[Stored entries]
* * * * * * * * *
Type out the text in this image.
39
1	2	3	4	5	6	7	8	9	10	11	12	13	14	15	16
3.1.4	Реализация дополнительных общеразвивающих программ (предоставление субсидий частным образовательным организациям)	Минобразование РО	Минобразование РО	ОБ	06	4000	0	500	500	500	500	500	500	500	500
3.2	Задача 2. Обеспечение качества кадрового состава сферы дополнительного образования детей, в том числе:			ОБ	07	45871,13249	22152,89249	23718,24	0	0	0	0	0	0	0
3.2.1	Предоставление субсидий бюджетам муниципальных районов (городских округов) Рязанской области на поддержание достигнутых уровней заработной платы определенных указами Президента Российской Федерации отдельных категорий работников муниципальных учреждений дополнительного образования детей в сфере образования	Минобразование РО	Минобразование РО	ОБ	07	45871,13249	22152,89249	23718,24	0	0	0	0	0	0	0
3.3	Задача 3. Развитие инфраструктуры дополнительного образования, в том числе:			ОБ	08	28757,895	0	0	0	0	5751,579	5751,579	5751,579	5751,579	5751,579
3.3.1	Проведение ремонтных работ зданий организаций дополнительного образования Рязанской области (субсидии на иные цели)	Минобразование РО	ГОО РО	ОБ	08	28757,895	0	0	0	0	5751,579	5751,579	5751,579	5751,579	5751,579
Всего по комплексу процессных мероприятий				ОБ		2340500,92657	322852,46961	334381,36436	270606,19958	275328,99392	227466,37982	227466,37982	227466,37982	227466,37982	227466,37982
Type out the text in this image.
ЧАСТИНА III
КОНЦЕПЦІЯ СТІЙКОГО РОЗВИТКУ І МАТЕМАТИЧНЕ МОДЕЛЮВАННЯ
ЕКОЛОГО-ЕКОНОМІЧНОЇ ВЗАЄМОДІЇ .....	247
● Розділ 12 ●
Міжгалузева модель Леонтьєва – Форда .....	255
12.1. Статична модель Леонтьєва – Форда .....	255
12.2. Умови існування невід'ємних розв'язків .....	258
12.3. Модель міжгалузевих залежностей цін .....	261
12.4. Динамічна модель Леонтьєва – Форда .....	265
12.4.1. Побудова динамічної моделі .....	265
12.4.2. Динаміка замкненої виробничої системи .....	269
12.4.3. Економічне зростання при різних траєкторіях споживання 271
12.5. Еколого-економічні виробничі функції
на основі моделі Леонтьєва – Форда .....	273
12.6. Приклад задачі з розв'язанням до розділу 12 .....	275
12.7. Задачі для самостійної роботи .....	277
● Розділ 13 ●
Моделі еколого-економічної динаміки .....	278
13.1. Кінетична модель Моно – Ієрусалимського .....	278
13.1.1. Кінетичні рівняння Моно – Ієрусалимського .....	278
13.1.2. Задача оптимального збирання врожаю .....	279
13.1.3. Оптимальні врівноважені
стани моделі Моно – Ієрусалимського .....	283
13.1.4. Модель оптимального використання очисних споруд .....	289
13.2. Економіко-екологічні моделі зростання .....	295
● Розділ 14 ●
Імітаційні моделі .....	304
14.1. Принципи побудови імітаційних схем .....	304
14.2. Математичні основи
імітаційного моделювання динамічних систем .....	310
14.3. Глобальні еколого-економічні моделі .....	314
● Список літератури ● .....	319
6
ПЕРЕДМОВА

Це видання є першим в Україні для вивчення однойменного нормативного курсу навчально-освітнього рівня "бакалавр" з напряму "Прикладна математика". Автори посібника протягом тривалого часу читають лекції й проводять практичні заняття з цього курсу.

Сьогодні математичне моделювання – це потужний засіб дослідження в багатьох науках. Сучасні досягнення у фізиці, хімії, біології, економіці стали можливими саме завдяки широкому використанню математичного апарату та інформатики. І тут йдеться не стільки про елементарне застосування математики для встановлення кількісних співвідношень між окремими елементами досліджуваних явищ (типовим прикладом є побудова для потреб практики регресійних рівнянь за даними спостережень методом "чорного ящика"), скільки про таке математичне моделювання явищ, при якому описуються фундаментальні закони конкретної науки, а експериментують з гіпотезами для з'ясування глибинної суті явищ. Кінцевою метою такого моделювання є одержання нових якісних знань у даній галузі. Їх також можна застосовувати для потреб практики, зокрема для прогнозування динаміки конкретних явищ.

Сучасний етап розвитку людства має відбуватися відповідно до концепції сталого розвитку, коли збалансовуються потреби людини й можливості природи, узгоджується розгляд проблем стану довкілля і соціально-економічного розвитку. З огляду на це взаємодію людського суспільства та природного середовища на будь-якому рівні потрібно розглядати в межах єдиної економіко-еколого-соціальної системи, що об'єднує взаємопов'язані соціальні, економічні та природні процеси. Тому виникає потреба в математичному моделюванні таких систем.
* * * * * * * * *
◆ **Brief**
From the data above, work out how many lines contain the string "Леонтьєва" and reply with only the number.

◆ **Written response**
4